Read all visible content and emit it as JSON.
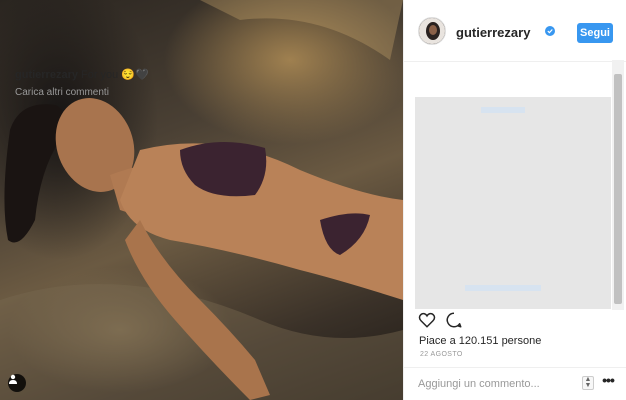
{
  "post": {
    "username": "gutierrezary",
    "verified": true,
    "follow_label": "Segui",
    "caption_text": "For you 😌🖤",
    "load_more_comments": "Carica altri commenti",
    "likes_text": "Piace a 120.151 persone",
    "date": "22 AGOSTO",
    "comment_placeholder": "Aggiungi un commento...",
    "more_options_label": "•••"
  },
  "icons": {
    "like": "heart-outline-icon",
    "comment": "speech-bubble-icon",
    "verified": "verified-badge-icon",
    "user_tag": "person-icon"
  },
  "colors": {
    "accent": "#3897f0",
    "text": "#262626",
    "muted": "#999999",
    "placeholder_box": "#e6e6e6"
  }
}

> **AIM**
Retype the whole listing, keeping every line identical and omitting all pictures.

> **ANSWER**
Read all visible content and emit it as JSON.
{
  "post": {
    "username": "gutierrezary",
    "verified": true,
    "follow_label": "Segui",
    "caption_text": "For you 😌🖤",
    "load_more_comments": "Carica altri commenti",
    "likes_text": "Piace a 120.151 persone",
    "date": "22 AGOSTO",
    "comment_placeholder": "Aggiungi un commento...",
    "more_options_label": "•••"
  },
  "icons": {
    "like": "heart-outline-icon",
    "comment": "speech-bubble-icon",
    "verified": "verified-badge-icon",
    "user_tag": "person-icon"
  },
  "colors": {
    "accent": "#3897f0",
    "text": "#262626",
    "muted": "#999999",
    "placeholder_box": "#e6e6e6"
  }
}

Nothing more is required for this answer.